▶ _STATED GOAL_: Output the full listing below exactly as it reads, and skip anything that is a picture.

▶ _GIVEN ENTRIES_:
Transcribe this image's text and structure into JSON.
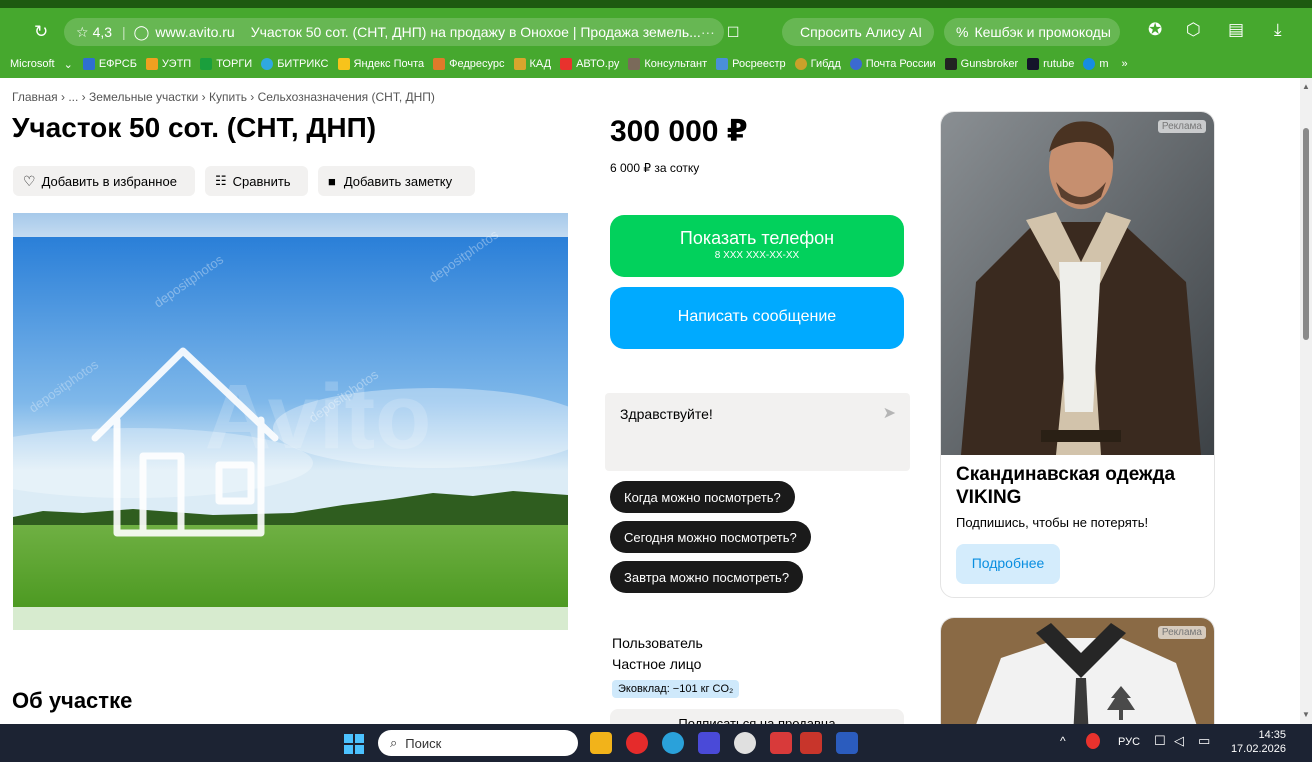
{
  "browser": {
    "rating": "4,3",
    "domain": "www.avito.ru",
    "tab_title": "Участок 50 сот. (СНТ, ДНП) на продажу в Онохое | Продажа земель...",
    "ask_alice": "Спросить Алису AI",
    "cashback": "Кешбэк и промокоды",
    "bookmarks": [
      "Microsoft",
      "ЕФРСБ",
      "УЭТП",
      "ТОРГИ",
      "БИТРИКС",
      "Яндекс Почта",
      "Федресурс",
      "КАД",
      "АВТО.ру",
      "Консультант",
      "Росреестр",
      "Гибдд",
      "Почта России",
      "Gunsbroker",
      "rutube",
      "m"
    ],
    "colors": {
      "bar": "#46a82e",
      "topline": "#1d5a10"
    }
  },
  "listing": {
    "breadcrumbs": "Главная › ... › Земельные участки › Купить › Сельхозназначения (СНТ, ДНП)",
    "title": "Участок 50 сот. (СНТ, ДНП)",
    "actions": {
      "favorite": "Добавить в избранное",
      "compare": "Сравнить",
      "note": "Добавить заметку"
    },
    "photo_watermark": "Avito",
    "price": "300 000 ₽",
    "price_per_unit": "6 000 ₽ за сотку",
    "show_phone": "Показать телефон",
    "phone_masked": "8 XXX XXX-XX-XX",
    "write_message": "Написать сообщение",
    "message_draft": "Здравствуйте!",
    "quick_questions": [
      "Когда можно посмотреть?",
      "Сегодня можно посмотреть?",
      "Завтра можно посмотреть?"
    ],
    "seller_name": "Пользователь",
    "seller_type": "Частное лицо",
    "eco_badge": "Эковклад: −101 кг CO₂",
    "subscribe": "Подписаться на продавца",
    "about_heading": "Об участке",
    "colors": {
      "green_button": "#02d15c",
      "blue_button": "#00aaff"
    }
  },
  "ads": [
    {
      "tag": "Реклама",
      "title": "Скандинавская одежда VIKING",
      "subtitle": "Подпишись, чтобы не потерять!",
      "button": "Подробнее"
    },
    {
      "tag": "Реклама"
    }
  ],
  "taskbar": {
    "search_placeholder": "Поиск",
    "language": "РУС",
    "time": "14:35",
    "date": "17.02.2026"
  }
}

▶ _REPLY_:
Transcribe this image's text and structure into JSON.
{
  "browser": {
    "rating": "4,3",
    "domain": "www.avito.ru",
    "tab_title": "Участок 50 сот. (СНТ, ДНП) на продажу в Онохое | Продажа земель...",
    "ask_alice": "Спросить Алису AI",
    "cashback": "Кешбэк и промокоды",
    "bookmarks": [
      "Microsoft",
      "ЕФРСБ",
      "УЭТП",
      "ТОРГИ",
      "БИТРИКС",
      "Яндекс Почта",
      "Федресурс",
      "КАД",
      "АВТО.ру",
      "Консультант",
      "Росреестр",
      "Гибдд",
      "Почта России",
      "Gunsbroker",
      "rutube",
      "m"
    ],
    "colors": {
      "bar": "#46a82e",
      "topline": "#1d5a10"
    }
  },
  "listing": {
    "breadcrumbs": "Главная › ... › Земельные участки › Купить › Сельхозназначения (СНТ, ДНП)",
    "title": "Участок 50 сот. (СНТ, ДНП)",
    "actions": {
      "favorite": "Добавить в избранное",
      "compare": "Сравнить",
      "note": "Добавить заметку"
    },
    "photo_watermark": "Avito",
    "price": "300 000 ₽",
    "price_per_unit": "6 000 ₽ за сотку",
    "show_phone": "Показать телефон",
    "phone_masked": "8 XXX XXX-XX-XX",
    "write_message": "Написать сообщение",
    "message_draft": "Здравствуйте!",
    "quick_questions": [
      "Когда можно посмотреть?",
      "Сегодня можно посмотреть?",
      "Завтра можно посмотреть?"
    ],
    "seller_name": "Пользователь",
    "seller_type": "Частное лицо",
    "eco_badge": "Эковклад: −101 кг CO₂",
    "subscribe": "Подписаться на продавца",
    "about_heading": "Об участке",
    "colors": {
      "green_button": "#02d15c",
      "blue_button": "#00aaff"
    }
  },
  "ads": [
    {
      "tag": "Реклама",
      "title": "Скандинавская одежда VIKING",
      "subtitle": "Подпишись, чтобы не потерять!",
      "button": "Подробнее"
    },
    {
      "tag": "Реклама"
    }
  ],
  "taskbar": {
    "search_placeholder": "Поиск",
    "language": "РУС",
    "time": "14:35",
    "date": "17.02.2026"
  }
}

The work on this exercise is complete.